- _EXERCISE_:
Will you transcribe the entries that follow, exactly and in full?
** Begin INFORMATION PROVIDED **
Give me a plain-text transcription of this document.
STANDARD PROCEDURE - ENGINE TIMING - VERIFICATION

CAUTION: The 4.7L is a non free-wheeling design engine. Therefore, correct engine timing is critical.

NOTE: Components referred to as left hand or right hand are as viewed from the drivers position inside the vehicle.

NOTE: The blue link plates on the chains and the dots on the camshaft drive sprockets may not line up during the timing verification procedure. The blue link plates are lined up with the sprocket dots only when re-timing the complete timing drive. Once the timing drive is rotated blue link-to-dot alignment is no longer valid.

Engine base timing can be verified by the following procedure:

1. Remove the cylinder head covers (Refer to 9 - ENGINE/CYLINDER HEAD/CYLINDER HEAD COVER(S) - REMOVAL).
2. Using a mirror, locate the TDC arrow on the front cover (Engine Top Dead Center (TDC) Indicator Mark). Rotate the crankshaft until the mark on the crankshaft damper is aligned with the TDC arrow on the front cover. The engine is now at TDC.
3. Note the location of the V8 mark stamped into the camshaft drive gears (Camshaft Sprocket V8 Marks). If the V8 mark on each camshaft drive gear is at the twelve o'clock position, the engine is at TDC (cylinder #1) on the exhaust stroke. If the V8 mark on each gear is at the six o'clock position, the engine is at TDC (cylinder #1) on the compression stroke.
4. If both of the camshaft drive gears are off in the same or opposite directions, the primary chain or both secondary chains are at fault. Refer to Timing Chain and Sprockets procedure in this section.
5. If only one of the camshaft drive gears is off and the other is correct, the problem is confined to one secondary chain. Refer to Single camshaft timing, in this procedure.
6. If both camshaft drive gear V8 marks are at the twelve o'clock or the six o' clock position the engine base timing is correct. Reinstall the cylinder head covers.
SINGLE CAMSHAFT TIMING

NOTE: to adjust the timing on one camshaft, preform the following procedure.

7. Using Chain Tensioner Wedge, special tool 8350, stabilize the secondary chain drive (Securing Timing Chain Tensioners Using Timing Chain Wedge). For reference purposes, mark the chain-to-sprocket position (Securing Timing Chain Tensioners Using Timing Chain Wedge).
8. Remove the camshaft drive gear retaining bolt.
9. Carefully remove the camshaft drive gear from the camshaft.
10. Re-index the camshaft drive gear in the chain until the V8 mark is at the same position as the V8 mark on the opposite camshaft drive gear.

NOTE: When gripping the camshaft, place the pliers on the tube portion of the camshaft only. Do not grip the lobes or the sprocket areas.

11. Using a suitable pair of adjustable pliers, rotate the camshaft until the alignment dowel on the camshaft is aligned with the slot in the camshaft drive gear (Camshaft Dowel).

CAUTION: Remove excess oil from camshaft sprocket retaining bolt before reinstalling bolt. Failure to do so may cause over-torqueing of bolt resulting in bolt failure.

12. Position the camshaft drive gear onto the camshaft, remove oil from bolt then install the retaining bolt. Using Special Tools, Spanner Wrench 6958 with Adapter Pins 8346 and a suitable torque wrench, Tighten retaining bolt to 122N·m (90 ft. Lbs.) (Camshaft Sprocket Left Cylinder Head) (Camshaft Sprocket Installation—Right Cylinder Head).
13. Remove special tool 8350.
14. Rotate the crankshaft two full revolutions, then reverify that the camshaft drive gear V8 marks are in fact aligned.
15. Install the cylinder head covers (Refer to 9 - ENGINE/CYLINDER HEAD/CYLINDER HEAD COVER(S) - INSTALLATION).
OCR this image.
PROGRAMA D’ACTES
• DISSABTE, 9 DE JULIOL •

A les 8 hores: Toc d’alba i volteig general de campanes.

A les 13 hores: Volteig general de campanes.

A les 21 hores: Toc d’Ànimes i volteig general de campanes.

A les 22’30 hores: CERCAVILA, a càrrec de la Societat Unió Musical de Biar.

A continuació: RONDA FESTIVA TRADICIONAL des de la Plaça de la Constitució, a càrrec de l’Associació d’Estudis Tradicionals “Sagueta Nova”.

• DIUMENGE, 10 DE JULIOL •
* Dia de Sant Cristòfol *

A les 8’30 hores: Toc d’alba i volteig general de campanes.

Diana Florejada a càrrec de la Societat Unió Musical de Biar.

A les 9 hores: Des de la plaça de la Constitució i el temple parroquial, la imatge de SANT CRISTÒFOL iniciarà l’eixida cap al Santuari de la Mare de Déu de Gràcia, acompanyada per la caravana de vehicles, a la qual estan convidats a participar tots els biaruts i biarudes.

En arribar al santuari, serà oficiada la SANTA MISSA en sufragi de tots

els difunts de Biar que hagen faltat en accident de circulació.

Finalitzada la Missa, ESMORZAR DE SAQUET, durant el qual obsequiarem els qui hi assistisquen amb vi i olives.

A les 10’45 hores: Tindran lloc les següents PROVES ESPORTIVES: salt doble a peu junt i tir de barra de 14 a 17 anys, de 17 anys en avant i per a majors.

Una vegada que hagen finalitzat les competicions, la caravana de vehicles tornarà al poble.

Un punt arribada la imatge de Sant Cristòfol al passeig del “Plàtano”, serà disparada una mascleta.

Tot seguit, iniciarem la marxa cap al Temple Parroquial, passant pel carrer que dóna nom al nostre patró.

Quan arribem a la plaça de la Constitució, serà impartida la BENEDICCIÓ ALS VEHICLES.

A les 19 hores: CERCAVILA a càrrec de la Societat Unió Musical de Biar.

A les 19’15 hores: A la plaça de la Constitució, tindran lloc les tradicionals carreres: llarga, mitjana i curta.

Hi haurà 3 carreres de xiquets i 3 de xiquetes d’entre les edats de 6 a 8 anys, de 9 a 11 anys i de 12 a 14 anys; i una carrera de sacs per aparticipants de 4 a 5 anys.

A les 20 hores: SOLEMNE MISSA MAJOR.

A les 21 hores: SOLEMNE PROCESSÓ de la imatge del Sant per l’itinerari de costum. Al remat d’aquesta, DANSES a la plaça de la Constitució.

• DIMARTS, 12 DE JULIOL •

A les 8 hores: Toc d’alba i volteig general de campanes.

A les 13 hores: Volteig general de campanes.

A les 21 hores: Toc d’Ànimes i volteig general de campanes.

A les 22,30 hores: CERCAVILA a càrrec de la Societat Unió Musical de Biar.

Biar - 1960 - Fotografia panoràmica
** End INFORMATION PROVIDED **
- _TASK RESPONSE_:
Give me a plain-text transcription of this document.
STANDARD PROCEDURE - ENGINE TIMING - VERIFICATION

CAUTION: The 4.7L is a non free-wheeling design engine. Therefore, correct engine timing is critical.

NOTE: Components referred to as left hand or right hand are as viewed from the drivers position inside the vehicle.

NOTE: The blue link plates on the chains and the dots on the camshaft drive sprockets may not line up during the timing verification procedure. The blue link plates are lined up with the sprocket dots only when re-timing the complete timing drive. Once the timing drive is rotated blue link-to-dot alignment is no longer valid.

Engine base timing can be verified by the following procedure:

1. Remove the cylinder head covers (Refer to 9 - ENGINE/CYLINDER HEAD/CYLINDER HEAD COVER(S) - REMOVAL).
2. Using a mirror, locate the TDC arrow on the front cover (Engine Top Dead Center (TDC) Indicator Mark). Rotate the crankshaft until the mark on the crankshaft damper is aligned with the TDC arrow on the front cover. The engine is now at TDC.
3. Note the location of the V8 mark stamped into the camshaft drive gears (Camshaft Sprocket V8 Marks). If the V8 mark on each camshaft drive gear is at the twelve o'clock position, the engine is at TDC (cylinder #1) on the exhaust stroke. If the V8 mark on each gear is at the six o'clock position, the engine is at TDC (cylinder #1) on the compression stroke.
4. If both of the camshaft drive gears are off in the same or opposite directions, the primary chain or both secondary chains are at fault. Refer to Timing Chain and Sprockets procedure in this section.
5. If only one of the camshaft drive gears is off and the other is correct, the problem is confined to one secondary chain. Refer to Single camshaft timing, in this procedure.
6. If both camshaft drive gear V8 marks are at the twelve o'clock or the six o' clock position the engine base timing is correct. Reinstall the cylinder head covers.
SINGLE CAMSHAFT TIMING

NOTE: to adjust the timing on one camshaft, preform the following procedure.

7. Using Chain Tensioner Wedge, special tool 8350, stabilize the secondary chain drive (Securing Timing Chain Tensioners Using Timing Chain Wedge). For reference purposes, mark the chain-to-sprocket position (Securing Timing Chain Tensioners Using Timing Chain Wedge).
8. Remove the camshaft drive gear retaining bolt.
9. Carefully remove the camshaft drive gear from the camshaft.
10. Re-index the camshaft drive gear in the chain until the V8 mark is at the same position as the V8 mark on the opposite camshaft drive gear.

NOTE: When gripping the camshaft, place the pliers on the tube portion of the camshaft only. Do not grip the lobes or the sprocket areas.

11. Using a suitable pair of adjustable pliers, rotate the camshaft until the alignment dowel on the camshaft is aligned with the slot in the camshaft drive gear (Camshaft Dowel).

CAUTION: Remove excess oil from camshaft sprocket retaining bolt before reinstalling bolt. Failure to do so may cause over-torqueing of bolt resulting in bolt failure.

12. Position the camshaft drive gear onto the camshaft, remove oil from bolt then install the retaining bolt. Using Special Tools, Spanner Wrench 6958 with Adapter Pins 8346 and a suitable torque wrench, Tighten retaining bolt to 122N·m (90 ft. Lbs.) (Camshaft Sprocket Left Cylinder Head) (Camshaft Sprocket Installation—Right Cylinder Head).
13. Remove special tool 8350.
14. Rotate the crankshaft two full revolutions, then reverify that the camshaft drive gear V8 marks are in fact aligned.
15. Install the cylinder head covers (Refer to 9 - ENGINE/CYLINDER HEAD/CYLINDER HEAD COVER(S) - INSTALLATION).
OCR this image.
PROGRAMA D’ACTES
• DISSABTE, 9 DE JULIOL •

A les 8 hores: Toc d’alba i volteig general de campanes.

A les 13 hores: Volteig general de campanes.

A les 21 hores: Toc d’Ànimes i volteig general de campanes.

A les 22’30 hores: CERCAVILA, a càrrec de la Societat Unió Musical de Biar.

A continuació: RONDA FESTIVA TRADICIONAL des de la Plaça de la Constitució, a càrrec de l’Associació d’Estudis Tradicionals “Sagueta Nova”.

• DIUMENGE, 10 DE JULIOL •
* Dia de Sant Cristòfol *

A les 8’30 hores: Toc d’alba i volteig general de campanes.

Diana Florejada a càrrec de la Societat Unió Musical de Biar.

A les 9 hores: Des de la plaça de la Constitució i el temple parroquial, la imatge de SANT CRISTÒFOL iniciarà l’eixida cap al Santuari de la Mare de Déu de Gràcia, acompanyada per la caravana de vehicles, a la qual estan convidats a participar tots els biaruts i biarudes.

En arribar al santuari, serà oficiada la SANTA MISSA en sufragi de tots

els difunts de Biar que hagen faltat en accident de circulació.

Finalitzada la Missa, ESMORZAR DE SAQUET, durant el qual obsequiarem els qui hi assistisquen amb vi i olives.

A les 10’45 hores: Tindran lloc les següents PROVES ESPORTIVES: salt doble a peu junt i tir de barra de 14 a 17 anys, de 17 anys en avant i per a majors.

Una vegada que hagen finalitzat les competicions, la caravana de vehicles tornarà al poble.

Un punt arribada la imatge de Sant Cristòfol al passeig del “Plàtano”, serà disparada una mascleta.

Tot seguit, iniciarem la marxa cap al Temple Parroquial, passant pel carrer que dóna nom al nostre patró.

Quan arribem a la plaça de la Constitució, serà impartida la BENEDICCIÓ ALS VEHICLES.

A les 19 hores: CERCAVILA a càrrec de la Societat Unió Musical de Biar.

A les 19’15 hores: A la plaça de la Constitució, tindran lloc les tradicionals carreres: llarga, mitjana i curta.

Hi haurà 3 carreres de xiquets i 3 de xiquetes d’entre les edats de 6 a 8 anys, de 9 a 11 anys i de 12 a 14 anys; i una carrera de sacs per aparticipants de 4 a 5 anys.

A les 20 hores: SOLEMNE MISSA MAJOR.

A les 21 hores: SOLEMNE PROCESSÓ de la imatge del Sant per l’itinerari de costum. Al remat d’aquesta, DANSES a la plaça de la Constitució.

• DIMARTS, 12 DE JULIOL •

A les 8 hores: Toc d’alba i volteig general de campanes.

A les 13 hores: Volteig general de campanes.

A les 21 hores: Toc d’Ànimes i volteig general de campanes.

A les 22,30 hores: CERCAVILA a càrrec de la Societat Unió Musical de Biar.

Biar - 1960 - Fotografia panoràmica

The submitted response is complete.